_TO DO:_
Copy the data below exactly, omitting any picture it contains.

_INFORMATION SHOWN:_
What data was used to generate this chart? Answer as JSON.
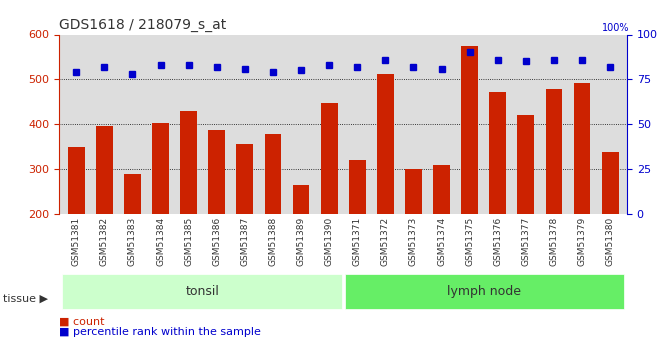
{
  "title": "GDS1618 / 218079_s_at",
  "samples": [
    "GSM51381",
    "GSM51382",
    "GSM51383",
    "GSM51384",
    "GSM51385",
    "GSM51386",
    "GSM51387",
    "GSM51388",
    "GSM51389",
    "GSM51390",
    "GSM51371",
    "GSM51372",
    "GSM51373",
    "GSM51374",
    "GSM51375",
    "GSM51376",
    "GSM51377",
    "GSM51378",
    "GSM51379",
    "GSM51380"
  ],
  "counts": [
    350,
    397,
    290,
    403,
    430,
    388,
    355,
    378,
    265,
    447,
    320,
    512,
    300,
    310,
    575,
    472,
    420,
    478,
    492,
    337
  ],
  "percentiles": [
    79,
    82,
    78,
    83,
    83,
    82,
    81,
    79,
    80,
    83,
    82,
    86,
    82,
    81,
    90,
    86,
    85,
    86,
    86,
    82
  ],
  "tonsil_count": 10,
  "lymph_count": 10,
  "tissue_label": "tissue",
  "tonsil_label": "tonsil",
  "lymph_label": "lymph node",
  "count_label": "count",
  "percentile_label": "percentile rank within the sample",
  "ylim_left": [
    200,
    600
  ],
  "ylim_right": [
    0,
    100
  ],
  "yticks_left": [
    200,
    300,
    400,
    500,
    600
  ],
  "yticks_right": [
    0,
    25,
    50,
    75,
    100
  ],
  "bar_color": "#cc2200",
  "dot_color": "#0000cc",
  "tonsil_bg": "#ccffcc",
  "lymph_bg": "#66ee66",
  "axis_bg": "#dddddd",
  "title_color": "#333333",
  "left_axis_color": "#cc2200",
  "right_axis_color": "#0000cc",
  "grid_color": "#000000"
}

_ANSWER TO THE TASK:_
What data was used to generate this chart? Answer as JSON.
{
  "title": "GDS1618 / 218079_s_at",
  "samples": [
    "GSM51381",
    "GSM51382",
    "GSM51383",
    "GSM51384",
    "GSM51385",
    "GSM51386",
    "GSM51387",
    "GSM51388",
    "GSM51389",
    "GSM51390",
    "GSM51371",
    "GSM51372",
    "GSM51373",
    "GSM51374",
    "GSM51375",
    "GSM51376",
    "GSM51377",
    "GSM51378",
    "GSM51379",
    "GSM51380"
  ],
  "counts": [
    350,
    397,
    290,
    403,
    430,
    388,
    355,
    378,
    265,
    447,
    320,
    512,
    300,
    310,
    575,
    472,
    420,
    478,
    492,
    337
  ],
  "percentiles": [
    79,
    82,
    78,
    83,
    83,
    82,
    81,
    79,
    80,
    83,
    82,
    86,
    82,
    81,
    90,
    86,
    85,
    86,
    86,
    82
  ],
  "tonsil_count": 10,
  "lymph_count": 10,
  "tissue_label": "tissue",
  "tonsil_label": "tonsil",
  "lymph_label": "lymph node",
  "count_label": "count",
  "percentile_label": "percentile rank within the sample",
  "ylim_left": [
    200,
    600
  ],
  "ylim_right": [
    0,
    100
  ],
  "yticks_left": [
    200,
    300,
    400,
    500,
    600
  ],
  "yticks_right": [
    0,
    25,
    50,
    75,
    100
  ],
  "bar_color": "#cc2200",
  "dot_color": "#0000cc",
  "tonsil_bg": "#ccffcc",
  "lymph_bg": "#66ee66",
  "axis_bg": "#dddddd",
  "title_color": "#333333",
  "left_axis_color": "#cc2200",
  "right_axis_color": "#0000cc",
  "grid_color": "#000000"
}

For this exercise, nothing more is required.